:: WHAT YOU NEED TO DO ::
Print each line of the listing once more, precisely as given.

━━━━━━

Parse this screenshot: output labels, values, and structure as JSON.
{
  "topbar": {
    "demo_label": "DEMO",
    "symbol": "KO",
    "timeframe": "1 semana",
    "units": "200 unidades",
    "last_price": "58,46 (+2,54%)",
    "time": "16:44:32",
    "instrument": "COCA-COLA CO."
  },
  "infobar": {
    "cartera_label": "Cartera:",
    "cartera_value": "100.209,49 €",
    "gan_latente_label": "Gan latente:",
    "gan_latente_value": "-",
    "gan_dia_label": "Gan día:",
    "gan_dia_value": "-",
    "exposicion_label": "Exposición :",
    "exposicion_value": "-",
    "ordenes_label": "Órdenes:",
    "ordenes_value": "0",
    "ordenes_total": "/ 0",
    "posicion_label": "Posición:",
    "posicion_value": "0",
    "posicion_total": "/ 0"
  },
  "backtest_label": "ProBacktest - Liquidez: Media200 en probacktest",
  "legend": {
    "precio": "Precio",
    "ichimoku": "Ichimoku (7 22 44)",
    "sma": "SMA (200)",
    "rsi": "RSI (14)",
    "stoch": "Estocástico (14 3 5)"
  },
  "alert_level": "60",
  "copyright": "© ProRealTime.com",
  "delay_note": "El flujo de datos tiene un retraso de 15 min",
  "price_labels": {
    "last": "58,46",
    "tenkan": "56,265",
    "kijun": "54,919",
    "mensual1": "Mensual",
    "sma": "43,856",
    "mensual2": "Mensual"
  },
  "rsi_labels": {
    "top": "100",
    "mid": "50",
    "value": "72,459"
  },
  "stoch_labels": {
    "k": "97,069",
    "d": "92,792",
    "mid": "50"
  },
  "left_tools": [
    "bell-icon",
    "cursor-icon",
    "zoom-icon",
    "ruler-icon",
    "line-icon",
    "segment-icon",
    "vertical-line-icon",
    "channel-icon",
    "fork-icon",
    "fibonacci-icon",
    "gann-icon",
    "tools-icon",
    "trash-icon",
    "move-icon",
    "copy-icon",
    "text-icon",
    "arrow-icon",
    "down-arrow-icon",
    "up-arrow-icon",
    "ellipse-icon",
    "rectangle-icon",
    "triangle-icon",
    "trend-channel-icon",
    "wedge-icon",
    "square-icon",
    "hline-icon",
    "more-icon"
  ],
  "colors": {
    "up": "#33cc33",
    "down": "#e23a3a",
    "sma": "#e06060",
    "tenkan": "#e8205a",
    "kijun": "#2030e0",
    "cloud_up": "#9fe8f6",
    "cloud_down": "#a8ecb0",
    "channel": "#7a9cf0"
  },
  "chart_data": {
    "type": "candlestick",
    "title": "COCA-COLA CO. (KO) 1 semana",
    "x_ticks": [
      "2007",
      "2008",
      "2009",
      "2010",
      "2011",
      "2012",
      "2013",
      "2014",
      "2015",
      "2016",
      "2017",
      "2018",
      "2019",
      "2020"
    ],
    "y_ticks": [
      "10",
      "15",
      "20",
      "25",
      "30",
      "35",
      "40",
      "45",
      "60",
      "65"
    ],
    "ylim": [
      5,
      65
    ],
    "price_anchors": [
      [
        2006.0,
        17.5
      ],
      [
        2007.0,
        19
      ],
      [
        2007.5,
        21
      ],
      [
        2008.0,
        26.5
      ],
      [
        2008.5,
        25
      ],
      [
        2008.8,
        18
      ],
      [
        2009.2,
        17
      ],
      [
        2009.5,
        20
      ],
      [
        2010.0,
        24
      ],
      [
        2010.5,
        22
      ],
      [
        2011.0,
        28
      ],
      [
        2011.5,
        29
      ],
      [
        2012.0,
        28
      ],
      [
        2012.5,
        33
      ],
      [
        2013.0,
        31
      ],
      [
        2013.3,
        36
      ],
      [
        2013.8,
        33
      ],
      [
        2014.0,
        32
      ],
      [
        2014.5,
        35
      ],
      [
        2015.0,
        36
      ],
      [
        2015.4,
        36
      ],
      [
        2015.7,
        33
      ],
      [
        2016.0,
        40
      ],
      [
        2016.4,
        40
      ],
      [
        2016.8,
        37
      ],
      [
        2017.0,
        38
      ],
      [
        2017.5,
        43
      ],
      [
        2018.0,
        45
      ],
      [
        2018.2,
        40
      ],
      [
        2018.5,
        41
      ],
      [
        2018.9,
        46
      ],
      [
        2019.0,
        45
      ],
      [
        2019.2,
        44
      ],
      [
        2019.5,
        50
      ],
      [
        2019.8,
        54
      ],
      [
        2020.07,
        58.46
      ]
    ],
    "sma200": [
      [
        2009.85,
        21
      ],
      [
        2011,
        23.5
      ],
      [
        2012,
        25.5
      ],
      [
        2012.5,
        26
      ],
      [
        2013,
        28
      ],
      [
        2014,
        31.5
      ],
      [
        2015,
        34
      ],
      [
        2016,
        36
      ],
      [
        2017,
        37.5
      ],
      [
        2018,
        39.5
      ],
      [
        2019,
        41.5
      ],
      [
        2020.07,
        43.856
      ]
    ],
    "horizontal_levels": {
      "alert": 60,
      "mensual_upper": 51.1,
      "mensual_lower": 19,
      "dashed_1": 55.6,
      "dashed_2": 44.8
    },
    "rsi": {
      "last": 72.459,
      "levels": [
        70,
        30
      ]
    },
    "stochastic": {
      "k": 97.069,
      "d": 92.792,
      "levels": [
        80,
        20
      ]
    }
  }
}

━━━━━━

:: PROBLEM SOLUTION ::
Parse this screenshot: output labels, values, and structure as JSON.
{
  "topbar": {
    "demo_label": "DEMO",
    "symbol": "KO",
    "timeframe": "1 semana",
    "units": "200 unidades",
    "last_price": "58,46 (+2,54%)",
    "time": "16:44:32",
    "instrument": "COCA-COLA CO."
  },
  "infobar": {
    "cartera_label": "Cartera:",
    "cartera_value": "100.209,49 €",
    "gan_latente_label": "Gan latente:",
    "gan_latente_value": "-",
    "gan_dia_label": "Gan día:",
    "gan_dia_value": "-",
    "exposicion_label": "Exposición :",
    "exposicion_value": "-",
    "ordenes_label": "Órdenes:",
    "ordenes_value": "0",
    "ordenes_total": "/ 0",
    "posicion_label": "Posición:",
    "posicion_value": "0",
    "posicion_total": "/ 0"
  },
  "backtest_label": "ProBacktest - Liquidez: Media200 en probacktest",
  "legend": {
    "precio": "Precio",
    "ichimoku": "Ichimoku (7 22 44)",
    "sma": "SMA (200)",
    "rsi": "RSI (14)",
    "stoch": "Estocástico (14 3 5)"
  },
  "alert_level": "60",
  "copyright": "© ProRealTime.com",
  "delay_note": "El flujo de datos tiene un retraso de 15 min",
  "price_labels": {
    "last": "58,46",
    "tenkan": "56,265",
    "kijun": "54,919",
    "mensual1": "Mensual",
    "sma": "43,856",
    "mensual2": "Mensual"
  },
  "rsi_labels": {
    "top": "100",
    "mid": "50",
    "value": "72,459"
  },
  "stoch_labels": {
    "k": "97,069",
    "d": "92,792",
    "mid": "50"
  },
  "left_tools": [
    "bell-icon",
    "cursor-icon",
    "zoom-icon",
    "ruler-icon",
    "line-icon",
    "segment-icon",
    "vertical-line-icon",
    "channel-icon",
    "fork-icon",
    "fibonacci-icon",
    "gann-icon",
    "tools-icon",
    "trash-icon",
    "move-icon",
    "copy-icon",
    "text-icon",
    "arrow-icon",
    "down-arrow-icon",
    "up-arrow-icon",
    "ellipse-icon",
    "rectangle-icon",
    "triangle-icon",
    "trend-channel-icon",
    "wedge-icon",
    "square-icon",
    "hline-icon",
    "more-icon"
  ],
  "colors": {
    "up": "#33cc33",
    "down": "#e23a3a",
    "sma": "#e06060",
    "tenkan": "#e8205a",
    "kijun": "#2030e0",
    "cloud_up": "#9fe8f6",
    "cloud_down": "#a8ecb0",
    "channel": "#7a9cf0"
  },
  "chart_data": {
    "type": "candlestick",
    "title": "COCA-COLA CO. (KO) 1 semana",
    "x_ticks": [
      "2007",
      "2008",
      "2009",
      "2010",
      "2011",
      "2012",
      "2013",
      "2014",
      "2015",
      "2016",
      "2017",
      "2018",
      "2019",
      "2020"
    ],
    "y_ticks": [
      "10",
      "15",
      "20",
      "25",
      "30",
      "35",
      "40",
      "45",
      "60",
      "65"
    ],
    "ylim": [
      5,
      65
    ],
    "price_anchors": [
      [
        2006.0,
        17.5
      ],
      [
        2007.0,
        19
      ],
      [
        2007.5,
        21
      ],
      [
        2008.0,
        26.5
      ],
      [
        2008.5,
        25
      ],
      [
        2008.8,
        18
      ],
      [
        2009.2,
        17
      ],
      [
        2009.5,
        20
      ],
      [
        2010.0,
        24
      ],
      [
        2010.5,
        22
      ],
      [
        2011.0,
        28
      ],
      [
        2011.5,
        29
      ],
      [
        2012.0,
        28
      ],
      [
        2012.5,
        33
      ],
      [
        2013.0,
        31
      ],
      [
        2013.3,
        36
      ],
      [
        2013.8,
        33
      ],
      [
        2014.0,
        32
      ],
      [
        2014.5,
        35
      ],
      [
        2015.0,
        36
      ],
      [
        2015.4,
        36
      ],
      [
        2015.7,
        33
      ],
      [
        2016.0,
        40
      ],
      [
        2016.4,
        40
      ],
      [
        2016.8,
        37
      ],
      [
        2017.0,
        38
      ],
      [
        2017.5,
        43
      ],
      [
        2018.0,
        45
      ],
      [
        2018.2,
        40
      ],
      [
        2018.5,
        41
      ],
      [
        2018.9,
        46
      ],
      [
        2019.0,
        45
      ],
      [
        2019.2,
        44
      ],
      [
        2019.5,
        50
      ],
      [
        2019.8,
        54
      ],
      [
        2020.07,
        58.46
      ]
    ],
    "sma200": [
      [
        2009.85,
        21
      ],
      [
        2011,
        23.5
      ],
      [
        2012,
        25.5
      ],
      [
        2012.5,
        26
      ],
      [
        2013,
        28
      ],
      [
        2014,
        31.5
      ],
      [
        2015,
        34
      ],
      [
        2016,
        36
      ],
      [
        2017,
        37.5
      ],
      [
        2018,
        39.5
      ],
      [
        2019,
        41.5
      ],
      [
        2020.07,
        43.856
      ]
    ],
    "horizontal_levels": {
      "alert": 60,
      "mensual_upper": 51.1,
      "mensual_lower": 19,
      "dashed_1": 55.6,
      "dashed_2": 44.8
    },
    "rsi": {
      "last": 72.459,
      "levels": [
        70,
        30
      ]
    },
    "stochastic": {
      "k": 97.069,
      "d": 92.792,
      "levels": [
        80,
        20
      ]
    }
  }
}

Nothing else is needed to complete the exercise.